WHAT YOU HAVE TO DO
Output all of the entries exactly as written.

DATA PROVIDED
----------
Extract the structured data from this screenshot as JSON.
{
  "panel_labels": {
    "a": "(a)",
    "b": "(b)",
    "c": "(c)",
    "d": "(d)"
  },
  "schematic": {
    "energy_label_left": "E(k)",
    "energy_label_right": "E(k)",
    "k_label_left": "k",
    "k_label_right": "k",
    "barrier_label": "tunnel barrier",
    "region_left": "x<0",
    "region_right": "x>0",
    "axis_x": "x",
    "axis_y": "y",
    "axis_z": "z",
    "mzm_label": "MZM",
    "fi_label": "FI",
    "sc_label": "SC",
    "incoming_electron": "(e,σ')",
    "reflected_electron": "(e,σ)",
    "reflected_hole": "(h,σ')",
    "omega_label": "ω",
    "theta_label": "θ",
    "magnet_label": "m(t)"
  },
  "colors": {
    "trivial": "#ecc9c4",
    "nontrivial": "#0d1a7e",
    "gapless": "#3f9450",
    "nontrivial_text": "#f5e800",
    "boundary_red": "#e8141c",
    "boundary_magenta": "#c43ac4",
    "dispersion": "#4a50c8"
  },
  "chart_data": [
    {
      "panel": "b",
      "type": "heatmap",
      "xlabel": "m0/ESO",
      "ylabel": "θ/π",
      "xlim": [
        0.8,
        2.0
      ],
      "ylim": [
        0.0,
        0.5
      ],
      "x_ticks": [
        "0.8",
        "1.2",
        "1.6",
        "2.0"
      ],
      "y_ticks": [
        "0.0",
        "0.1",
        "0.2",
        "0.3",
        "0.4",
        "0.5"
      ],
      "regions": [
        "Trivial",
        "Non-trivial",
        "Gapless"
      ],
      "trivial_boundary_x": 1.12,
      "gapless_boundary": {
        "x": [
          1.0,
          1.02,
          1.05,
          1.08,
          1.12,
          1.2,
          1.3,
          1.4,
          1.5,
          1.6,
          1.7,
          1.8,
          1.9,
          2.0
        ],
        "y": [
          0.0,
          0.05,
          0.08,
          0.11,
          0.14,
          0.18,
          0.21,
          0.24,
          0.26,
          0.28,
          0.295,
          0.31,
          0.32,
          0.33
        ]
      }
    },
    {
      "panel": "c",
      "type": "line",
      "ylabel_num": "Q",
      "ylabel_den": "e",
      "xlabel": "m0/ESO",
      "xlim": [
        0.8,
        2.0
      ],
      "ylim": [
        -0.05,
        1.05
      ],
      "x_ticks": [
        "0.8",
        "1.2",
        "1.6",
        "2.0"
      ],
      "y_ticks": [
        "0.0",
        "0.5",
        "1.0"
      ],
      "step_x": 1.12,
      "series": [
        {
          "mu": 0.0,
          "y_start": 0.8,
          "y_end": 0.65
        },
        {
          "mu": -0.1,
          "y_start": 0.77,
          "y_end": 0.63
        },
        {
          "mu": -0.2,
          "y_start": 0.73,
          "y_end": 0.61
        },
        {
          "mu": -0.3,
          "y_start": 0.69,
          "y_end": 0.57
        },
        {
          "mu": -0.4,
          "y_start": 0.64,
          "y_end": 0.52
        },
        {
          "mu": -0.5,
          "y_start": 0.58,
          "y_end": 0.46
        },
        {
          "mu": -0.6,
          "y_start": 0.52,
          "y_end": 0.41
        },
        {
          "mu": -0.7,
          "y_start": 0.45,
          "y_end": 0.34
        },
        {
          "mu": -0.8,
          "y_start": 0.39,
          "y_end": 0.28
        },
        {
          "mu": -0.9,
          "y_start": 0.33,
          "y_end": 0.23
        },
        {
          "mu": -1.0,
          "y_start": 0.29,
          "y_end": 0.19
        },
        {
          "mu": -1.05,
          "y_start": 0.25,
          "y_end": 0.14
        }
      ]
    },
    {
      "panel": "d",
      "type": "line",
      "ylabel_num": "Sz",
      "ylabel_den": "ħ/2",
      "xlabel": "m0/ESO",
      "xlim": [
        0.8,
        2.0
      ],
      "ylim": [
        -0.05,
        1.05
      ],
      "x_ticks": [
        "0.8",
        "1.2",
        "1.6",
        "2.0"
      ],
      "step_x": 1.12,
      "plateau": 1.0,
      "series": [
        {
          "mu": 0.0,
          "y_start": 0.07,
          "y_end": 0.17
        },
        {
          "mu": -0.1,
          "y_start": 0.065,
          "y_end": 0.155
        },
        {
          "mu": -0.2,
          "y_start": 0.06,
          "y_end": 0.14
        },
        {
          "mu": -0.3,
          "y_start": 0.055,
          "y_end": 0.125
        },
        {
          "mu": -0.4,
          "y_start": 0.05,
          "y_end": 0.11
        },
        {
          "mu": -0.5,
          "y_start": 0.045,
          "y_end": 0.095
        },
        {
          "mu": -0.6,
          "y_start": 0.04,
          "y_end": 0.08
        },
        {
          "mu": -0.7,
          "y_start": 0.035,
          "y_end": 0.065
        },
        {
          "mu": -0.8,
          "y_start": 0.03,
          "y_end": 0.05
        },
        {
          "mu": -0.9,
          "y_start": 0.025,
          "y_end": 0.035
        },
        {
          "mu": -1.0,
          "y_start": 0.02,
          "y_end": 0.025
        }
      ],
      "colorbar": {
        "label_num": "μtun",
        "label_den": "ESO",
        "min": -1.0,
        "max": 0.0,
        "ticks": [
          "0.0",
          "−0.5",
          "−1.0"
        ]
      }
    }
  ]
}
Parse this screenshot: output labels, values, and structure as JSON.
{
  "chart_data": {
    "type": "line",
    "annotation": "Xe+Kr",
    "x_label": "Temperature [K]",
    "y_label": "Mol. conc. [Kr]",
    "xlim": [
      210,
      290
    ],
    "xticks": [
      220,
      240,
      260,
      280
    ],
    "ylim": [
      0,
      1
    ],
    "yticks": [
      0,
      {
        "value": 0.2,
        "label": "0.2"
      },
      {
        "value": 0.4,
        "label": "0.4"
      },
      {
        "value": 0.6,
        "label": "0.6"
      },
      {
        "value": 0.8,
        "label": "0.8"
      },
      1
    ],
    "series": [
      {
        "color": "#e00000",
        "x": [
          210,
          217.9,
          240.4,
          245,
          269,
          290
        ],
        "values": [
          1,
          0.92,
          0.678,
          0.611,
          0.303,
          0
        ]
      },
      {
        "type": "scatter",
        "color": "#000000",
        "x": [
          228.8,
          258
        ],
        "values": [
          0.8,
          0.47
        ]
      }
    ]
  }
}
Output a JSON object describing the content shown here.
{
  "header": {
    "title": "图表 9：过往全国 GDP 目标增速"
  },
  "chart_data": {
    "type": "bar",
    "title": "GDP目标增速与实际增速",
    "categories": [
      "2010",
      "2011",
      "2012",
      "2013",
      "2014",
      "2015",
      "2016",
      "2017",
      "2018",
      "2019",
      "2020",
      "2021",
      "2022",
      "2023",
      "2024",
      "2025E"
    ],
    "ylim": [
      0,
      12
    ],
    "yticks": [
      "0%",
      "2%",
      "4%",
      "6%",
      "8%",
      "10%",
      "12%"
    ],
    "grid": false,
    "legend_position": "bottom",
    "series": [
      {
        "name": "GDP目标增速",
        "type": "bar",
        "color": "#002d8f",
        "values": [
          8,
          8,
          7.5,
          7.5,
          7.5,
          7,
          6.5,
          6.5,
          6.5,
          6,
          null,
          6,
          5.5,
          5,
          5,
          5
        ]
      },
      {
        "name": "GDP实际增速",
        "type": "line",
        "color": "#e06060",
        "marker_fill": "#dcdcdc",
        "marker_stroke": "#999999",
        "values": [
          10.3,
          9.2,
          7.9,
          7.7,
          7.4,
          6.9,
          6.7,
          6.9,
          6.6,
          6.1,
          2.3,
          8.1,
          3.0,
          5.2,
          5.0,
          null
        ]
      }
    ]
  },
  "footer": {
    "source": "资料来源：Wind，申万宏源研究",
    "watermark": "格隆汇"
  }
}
----------
WORKED SOLUTION
Extract the structured data from this screenshot as JSON.
{
  "panel_labels": {
    "a": "(a)",
    "b": "(b)",
    "c": "(c)",
    "d": "(d)"
  },
  "schematic": {
    "energy_label_left": "E(k)",
    "energy_label_right": "E(k)",
    "k_label_left": "k",
    "k_label_right": "k",
    "barrier_label": "tunnel barrier",
    "region_left": "x<0",
    "region_right": "x>0",
    "axis_x": "x",
    "axis_y": "y",
    "axis_z": "z",
    "mzm_label": "MZM",
    "fi_label": "FI",
    "sc_label": "SC",
    "incoming_electron": "(e,σ')",
    "reflected_electron": "(e,σ)",
    "reflected_hole": "(h,σ')",
    "omega_label": "ω",
    "theta_label": "θ",
    "magnet_label": "m(t)"
  },
  "colors": {
    "trivial": "#ecc9c4",
    "nontrivial": "#0d1a7e",
    "gapless": "#3f9450",
    "nontrivial_text": "#f5e800",
    "boundary_red": "#e8141c",
    "boundary_magenta": "#c43ac4",
    "dispersion": "#4a50c8"
  },
  "chart_data": [
    {
      "panel": "b",
      "type": "heatmap",
      "xlabel": "m0/ESO",
      "ylabel": "θ/π",
      "xlim": [
        0.8,
        2.0
      ],
      "ylim": [
        0.0,
        0.5
      ],
      "x_ticks": [
        "0.8",
        "1.2",
        "1.6",
        "2.0"
      ],
      "y_ticks": [
        "0.0",
        "0.1",
        "0.2",
        "0.3",
        "0.4",
        "0.5"
      ],
      "regions": [
        "Trivial",
        "Non-trivial",
        "Gapless"
      ],
      "trivial_boundary_x": 1.12,
      "gapless_boundary": {
        "x": [
          1.0,
          1.02,
          1.05,
          1.08,
          1.12,
          1.2,
          1.3,
          1.4,
          1.5,
          1.6,
          1.7,
          1.8,
          1.9,
          2.0
        ],
        "y": [
          0.0,
          0.05,
          0.08,
          0.11,
          0.14,
          0.18,
          0.21,
          0.24,
          0.26,
          0.28,
          0.295,
          0.31,
          0.32,
          0.33
        ]
      }
    },
    {
      "panel": "c",
      "type": "line",
      "ylabel_num": "Q",
      "ylabel_den": "e",
      "xlabel": "m0/ESO",
      "xlim": [
        0.8,
        2.0
      ],
      "ylim": [
        -0.05,
        1.05
      ],
      "x_ticks": [
        "0.8",
        "1.2",
        "1.6",
        "2.0"
      ],
      "y_ticks": [
        "0.0",
        "0.5",
        "1.0"
      ],
      "step_x": 1.12,
      "series": [
        {
          "mu": 0.0,
          "y_start": 0.8,
          "y_end": 0.65
        },
        {
          "mu": -0.1,
          "y_start": 0.77,
          "y_end": 0.63
        },
        {
          "mu": -0.2,
          "y_start": 0.73,
          "y_end": 0.61
        },
        {
          "mu": -0.3,
          "y_start": 0.69,
          "y_end": 0.57
        },
        {
          "mu": -0.4,
          "y_start": 0.64,
          "y_end": 0.52
        },
        {
          "mu": -0.5,
          "y_start": 0.58,
          "y_end": 0.46
        },
        {
          "mu": -0.6,
          "y_start": 0.52,
          "y_end": 0.41
        },
        {
          "mu": -0.7,
          "y_start": 0.45,
          "y_end": 0.34
        },
        {
          "mu": -0.8,
          "y_start": 0.39,
          "y_end": 0.28
        },
        {
          "mu": -0.9,
          "y_start": 0.33,
          "y_end": 0.23
        },
        {
          "mu": -1.0,
          "y_start": 0.29,
          "y_end": 0.19
        },
        {
          "mu": -1.05,
          "y_start": 0.25,
          "y_end": 0.14
        }
      ]
    },
    {
      "panel": "d",
      "type": "line",
      "ylabel_num": "Sz",
      "ylabel_den": "ħ/2",
      "xlabel": "m0/ESO",
      "xlim": [
        0.8,
        2.0
      ],
      "ylim": [
        -0.05,
        1.05
      ],
      "x_ticks": [
        "0.8",
        "1.2",
        "1.6",
        "2.0"
      ],
      "step_x": 1.12,
      "plateau": 1.0,
      "series": [
        {
          "mu": 0.0,
          "y_start": 0.07,
          "y_end": 0.17
        },
        {
          "mu": -0.1,
          "y_start": 0.065,
          "y_end": 0.155
        },
        {
          "mu": -0.2,
          "y_start": 0.06,
          "y_end": 0.14
        },
        {
          "mu": -0.3,
          "y_start": 0.055,
          "y_end": 0.125
        },
        {
          "mu": -0.4,
          "y_start": 0.05,
          "y_end": 0.11
        },
        {
          "mu": -0.5,
          "y_start": 0.045,
          "y_end": 0.095
        },
        {
          "mu": -0.6,
          "y_start": 0.04,
          "y_end": 0.08
        },
        {
          "mu": -0.7,
          "y_start": 0.035,
          "y_end": 0.065
        },
        {
          "mu": -0.8,
          "y_start": 0.03,
          "y_end": 0.05
        },
        {
          "mu": -0.9,
          "y_start": 0.025,
          "y_end": 0.035
        },
        {
          "mu": -1.0,
          "y_start": 0.02,
          "y_end": 0.025
        }
      ],
      "colorbar": {
        "label_num": "μtun",
        "label_den": "ESO",
        "min": -1.0,
        "max": 0.0,
        "ticks": [
          "0.0",
          "−0.5",
          "−1.0"
        ]
      }
    }
  ]
}
Parse this screenshot: output labels, values, and structure as JSON.
{
  "chart_data": {
    "type": "line",
    "annotation": "Xe+Kr",
    "x_label": "Temperature [K]",
    "y_label": "Mol. conc. [Kr]",
    "xlim": [
      210,
      290
    ],
    "xticks": [
      220,
      240,
      260,
      280
    ],
    "ylim": [
      0,
      1
    ],
    "yticks": [
      0,
      {
        "value": 0.2,
        "label": "0.2"
      },
      {
        "value": 0.4,
        "label": "0.4"
      },
      {
        "value": 0.6,
        "label": "0.6"
      },
      {
        "value": 0.8,
        "label": "0.8"
      },
      1
    ],
    "series": [
      {
        "color": "#e00000",
        "x": [
          210,
          217.9,
          240.4,
          245,
          269,
          290
        ],
        "values": [
          1,
          0.92,
          0.678,
          0.611,
          0.303,
          0
        ]
      },
      {
        "type": "scatter",
        "color": "#000000",
        "x": [
          228.8,
          258
        ],
        "values": [
          0.8,
          0.47
        ]
      }
    ]
  }
}
Output a JSON object describing the content shown here.
{
  "header": {
    "title": "图表 9：过往全国 GDP 目标增速"
  },
  "chart_data": {
    "type": "bar",
    "title": "GDP目标增速与实际增速",
    "categories": [
      "2010",
      "2011",
      "2012",
      "2013",
      "2014",
      "2015",
      "2016",
      "2017",
      "2018",
      "2019",
      "2020",
      "2021",
      "2022",
      "2023",
      "2024",
      "2025E"
    ],
    "ylim": [
      0,
      12
    ],
    "yticks": [
      "0%",
      "2%",
      "4%",
      "6%",
      "8%",
      "10%",
      "12%"
    ],
    "grid": false,
    "legend_position": "bottom",
    "series": [
      {
        "name": "GDP目标增速",
        "type": "bar",
        "color": "#002d8f",
        "values": [
          8,
          8,
          7.5,
          7.5,
          7.5,
          7,
          6.5,
          6.5,
          6.5,
          6,
          null,
          6,
          5.5,
          5,
          5,
          5
        ]
      },
      {
        "name": "GDP实际增速",
        "type": "line",
        "color": "#e06060",
        "marker_fill": "#dcdcdc",
        "marker_stroke": "#999999",
        "values": [
          10.3,
          9.2,
          7.9,
          7.7,
          7.4,
          6.9,
          6.7,
          6.9,
          6.6,
          6.1,
          2.3,
          8.1,
          3.0,
          5.2,
          5.0,
          null
        ]
      }
    ]
  },
  "footer": {
    "source": "资料来源：Wind，申万宏源研究",
    "watermark": "格隆汇"
  }
}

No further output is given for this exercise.